▶ **WRITTEN PROBLEM**:
Check each line of the records below and collect those that include the word "into".

** START OF AVAILABLE DATA **

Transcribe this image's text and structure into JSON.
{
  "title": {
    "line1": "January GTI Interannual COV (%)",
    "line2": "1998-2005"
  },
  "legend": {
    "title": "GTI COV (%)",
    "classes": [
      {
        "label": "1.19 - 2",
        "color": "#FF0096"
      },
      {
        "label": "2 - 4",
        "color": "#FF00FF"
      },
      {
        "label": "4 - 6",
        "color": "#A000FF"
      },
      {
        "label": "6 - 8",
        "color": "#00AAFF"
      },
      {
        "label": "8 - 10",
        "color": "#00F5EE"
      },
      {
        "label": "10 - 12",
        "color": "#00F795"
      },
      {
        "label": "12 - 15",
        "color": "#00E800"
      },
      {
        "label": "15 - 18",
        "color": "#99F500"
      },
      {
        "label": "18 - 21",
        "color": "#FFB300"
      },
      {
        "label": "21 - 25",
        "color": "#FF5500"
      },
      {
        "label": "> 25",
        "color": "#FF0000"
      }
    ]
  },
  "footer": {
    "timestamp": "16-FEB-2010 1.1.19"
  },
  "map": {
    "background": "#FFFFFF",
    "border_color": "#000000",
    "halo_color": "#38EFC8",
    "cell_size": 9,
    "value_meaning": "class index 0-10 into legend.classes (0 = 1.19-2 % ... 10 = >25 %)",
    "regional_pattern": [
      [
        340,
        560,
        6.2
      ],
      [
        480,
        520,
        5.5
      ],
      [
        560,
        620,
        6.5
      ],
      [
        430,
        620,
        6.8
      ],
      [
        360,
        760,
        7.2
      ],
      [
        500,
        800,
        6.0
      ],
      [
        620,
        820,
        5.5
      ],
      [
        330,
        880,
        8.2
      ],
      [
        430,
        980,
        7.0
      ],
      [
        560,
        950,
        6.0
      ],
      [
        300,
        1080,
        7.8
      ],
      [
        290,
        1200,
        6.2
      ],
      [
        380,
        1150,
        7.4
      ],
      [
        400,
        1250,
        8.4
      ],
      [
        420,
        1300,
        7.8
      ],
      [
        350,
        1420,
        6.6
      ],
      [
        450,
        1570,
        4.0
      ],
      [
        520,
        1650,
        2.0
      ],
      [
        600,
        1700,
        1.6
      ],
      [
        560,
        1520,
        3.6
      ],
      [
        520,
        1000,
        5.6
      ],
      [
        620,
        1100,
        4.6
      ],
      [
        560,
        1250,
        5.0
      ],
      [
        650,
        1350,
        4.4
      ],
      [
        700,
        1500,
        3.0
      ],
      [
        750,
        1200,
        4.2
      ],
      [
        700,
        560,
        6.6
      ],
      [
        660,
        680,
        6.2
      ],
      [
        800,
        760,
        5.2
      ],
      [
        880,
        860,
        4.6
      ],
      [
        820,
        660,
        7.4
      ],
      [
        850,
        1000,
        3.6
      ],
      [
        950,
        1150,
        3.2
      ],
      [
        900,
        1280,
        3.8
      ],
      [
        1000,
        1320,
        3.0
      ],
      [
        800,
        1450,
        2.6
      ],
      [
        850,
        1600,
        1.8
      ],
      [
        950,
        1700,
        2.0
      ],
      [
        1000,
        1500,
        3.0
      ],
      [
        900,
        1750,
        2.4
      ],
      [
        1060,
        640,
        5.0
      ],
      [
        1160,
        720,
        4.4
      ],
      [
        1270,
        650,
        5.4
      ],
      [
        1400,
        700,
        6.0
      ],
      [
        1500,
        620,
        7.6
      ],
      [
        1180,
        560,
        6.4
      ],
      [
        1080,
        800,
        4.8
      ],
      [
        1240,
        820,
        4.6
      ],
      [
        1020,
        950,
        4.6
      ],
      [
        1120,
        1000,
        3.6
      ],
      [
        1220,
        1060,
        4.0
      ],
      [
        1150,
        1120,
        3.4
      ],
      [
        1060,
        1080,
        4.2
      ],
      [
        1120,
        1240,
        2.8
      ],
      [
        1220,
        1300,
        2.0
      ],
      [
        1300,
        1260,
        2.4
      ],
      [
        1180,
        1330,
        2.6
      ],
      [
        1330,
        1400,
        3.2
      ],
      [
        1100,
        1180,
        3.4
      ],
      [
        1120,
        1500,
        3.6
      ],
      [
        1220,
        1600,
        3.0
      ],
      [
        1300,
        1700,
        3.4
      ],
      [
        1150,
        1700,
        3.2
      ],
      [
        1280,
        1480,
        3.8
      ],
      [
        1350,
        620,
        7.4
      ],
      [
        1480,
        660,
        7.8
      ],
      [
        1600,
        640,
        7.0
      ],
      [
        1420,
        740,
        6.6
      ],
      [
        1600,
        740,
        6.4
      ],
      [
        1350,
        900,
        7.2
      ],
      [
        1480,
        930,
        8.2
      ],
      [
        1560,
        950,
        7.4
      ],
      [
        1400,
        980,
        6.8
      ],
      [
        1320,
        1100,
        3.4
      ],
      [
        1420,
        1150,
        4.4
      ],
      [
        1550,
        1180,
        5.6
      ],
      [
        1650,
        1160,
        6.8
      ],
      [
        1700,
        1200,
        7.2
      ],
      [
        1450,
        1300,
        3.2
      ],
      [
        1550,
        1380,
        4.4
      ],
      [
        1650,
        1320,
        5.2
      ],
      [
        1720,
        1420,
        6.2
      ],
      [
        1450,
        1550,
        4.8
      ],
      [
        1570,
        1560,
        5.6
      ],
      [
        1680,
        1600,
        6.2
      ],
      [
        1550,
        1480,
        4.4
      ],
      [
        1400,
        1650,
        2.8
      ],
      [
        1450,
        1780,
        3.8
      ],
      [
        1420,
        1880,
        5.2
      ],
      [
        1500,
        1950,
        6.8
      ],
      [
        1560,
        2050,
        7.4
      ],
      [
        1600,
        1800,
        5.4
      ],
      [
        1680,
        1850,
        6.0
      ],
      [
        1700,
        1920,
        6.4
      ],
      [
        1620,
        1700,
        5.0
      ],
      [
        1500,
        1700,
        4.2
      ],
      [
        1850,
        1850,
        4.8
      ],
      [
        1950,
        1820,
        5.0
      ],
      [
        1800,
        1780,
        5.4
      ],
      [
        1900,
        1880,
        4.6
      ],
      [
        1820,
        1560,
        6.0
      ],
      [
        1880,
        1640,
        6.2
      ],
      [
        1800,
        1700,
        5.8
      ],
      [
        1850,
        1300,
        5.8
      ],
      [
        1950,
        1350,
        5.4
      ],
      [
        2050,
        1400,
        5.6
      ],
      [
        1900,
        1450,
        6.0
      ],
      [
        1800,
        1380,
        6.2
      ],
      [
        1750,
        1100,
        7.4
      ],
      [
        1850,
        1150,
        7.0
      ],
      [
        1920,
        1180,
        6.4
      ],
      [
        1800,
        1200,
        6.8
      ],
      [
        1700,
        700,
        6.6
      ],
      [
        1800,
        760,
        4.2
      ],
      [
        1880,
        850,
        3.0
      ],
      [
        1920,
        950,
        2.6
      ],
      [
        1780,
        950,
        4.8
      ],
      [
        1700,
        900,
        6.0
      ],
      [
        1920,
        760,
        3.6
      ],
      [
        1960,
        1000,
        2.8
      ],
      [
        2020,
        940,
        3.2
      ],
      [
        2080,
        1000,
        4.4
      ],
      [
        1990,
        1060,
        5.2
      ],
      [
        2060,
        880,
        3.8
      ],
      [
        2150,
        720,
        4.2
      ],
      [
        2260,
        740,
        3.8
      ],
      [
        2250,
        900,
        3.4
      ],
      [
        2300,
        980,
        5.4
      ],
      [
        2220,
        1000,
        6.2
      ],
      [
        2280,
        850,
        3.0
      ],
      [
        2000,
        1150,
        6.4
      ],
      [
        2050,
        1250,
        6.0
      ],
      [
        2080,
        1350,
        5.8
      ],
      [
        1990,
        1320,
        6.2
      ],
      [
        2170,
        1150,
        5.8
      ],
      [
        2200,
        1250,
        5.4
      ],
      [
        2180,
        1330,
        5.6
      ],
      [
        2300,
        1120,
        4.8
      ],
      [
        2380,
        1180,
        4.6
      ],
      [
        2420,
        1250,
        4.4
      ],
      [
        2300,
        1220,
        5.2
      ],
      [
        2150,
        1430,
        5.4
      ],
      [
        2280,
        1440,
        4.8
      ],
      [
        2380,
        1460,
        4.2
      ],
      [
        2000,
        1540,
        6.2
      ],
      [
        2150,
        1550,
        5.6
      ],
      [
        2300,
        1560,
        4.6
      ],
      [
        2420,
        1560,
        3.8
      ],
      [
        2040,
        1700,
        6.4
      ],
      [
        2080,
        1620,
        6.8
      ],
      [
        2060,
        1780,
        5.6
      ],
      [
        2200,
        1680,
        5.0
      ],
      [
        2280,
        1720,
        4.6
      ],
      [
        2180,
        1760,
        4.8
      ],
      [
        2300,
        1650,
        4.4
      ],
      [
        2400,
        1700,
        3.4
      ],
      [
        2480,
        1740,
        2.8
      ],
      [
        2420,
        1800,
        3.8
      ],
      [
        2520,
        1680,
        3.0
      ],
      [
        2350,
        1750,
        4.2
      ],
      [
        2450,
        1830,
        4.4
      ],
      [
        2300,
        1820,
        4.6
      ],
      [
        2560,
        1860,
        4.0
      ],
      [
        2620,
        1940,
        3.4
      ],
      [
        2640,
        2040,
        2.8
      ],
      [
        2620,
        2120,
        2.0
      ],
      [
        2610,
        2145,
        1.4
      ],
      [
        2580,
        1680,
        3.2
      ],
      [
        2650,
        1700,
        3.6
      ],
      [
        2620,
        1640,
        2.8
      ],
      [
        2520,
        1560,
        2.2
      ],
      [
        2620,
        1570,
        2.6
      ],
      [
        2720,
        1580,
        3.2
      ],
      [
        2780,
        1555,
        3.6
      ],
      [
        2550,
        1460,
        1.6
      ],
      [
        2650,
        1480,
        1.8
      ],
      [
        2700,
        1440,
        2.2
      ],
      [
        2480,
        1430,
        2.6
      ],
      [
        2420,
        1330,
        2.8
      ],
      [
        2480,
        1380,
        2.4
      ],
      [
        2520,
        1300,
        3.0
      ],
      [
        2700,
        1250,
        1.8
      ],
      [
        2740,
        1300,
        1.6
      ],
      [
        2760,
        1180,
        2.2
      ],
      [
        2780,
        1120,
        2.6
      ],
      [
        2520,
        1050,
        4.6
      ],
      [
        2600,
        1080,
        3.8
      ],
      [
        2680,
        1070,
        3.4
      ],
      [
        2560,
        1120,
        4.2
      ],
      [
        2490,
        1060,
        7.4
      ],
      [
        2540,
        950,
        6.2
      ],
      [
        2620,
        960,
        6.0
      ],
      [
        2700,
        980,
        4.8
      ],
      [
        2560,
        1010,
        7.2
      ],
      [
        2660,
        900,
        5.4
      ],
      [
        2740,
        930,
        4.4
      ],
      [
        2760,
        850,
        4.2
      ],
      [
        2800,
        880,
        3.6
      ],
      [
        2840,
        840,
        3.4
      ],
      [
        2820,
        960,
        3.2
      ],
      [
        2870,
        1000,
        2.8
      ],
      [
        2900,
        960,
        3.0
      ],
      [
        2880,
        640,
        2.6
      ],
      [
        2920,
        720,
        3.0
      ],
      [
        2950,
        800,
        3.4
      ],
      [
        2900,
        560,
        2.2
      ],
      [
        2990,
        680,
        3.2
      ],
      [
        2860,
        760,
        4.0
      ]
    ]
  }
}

** END OF AVAILABLE DATA **

▶ **COMPLETE ANSWER**:
Transcribe this image's text and structure into JSON.
    "value_meaning": "class index 0-10 into legend.classes (0 = 1.19-2 % ... 10 = >25 %)",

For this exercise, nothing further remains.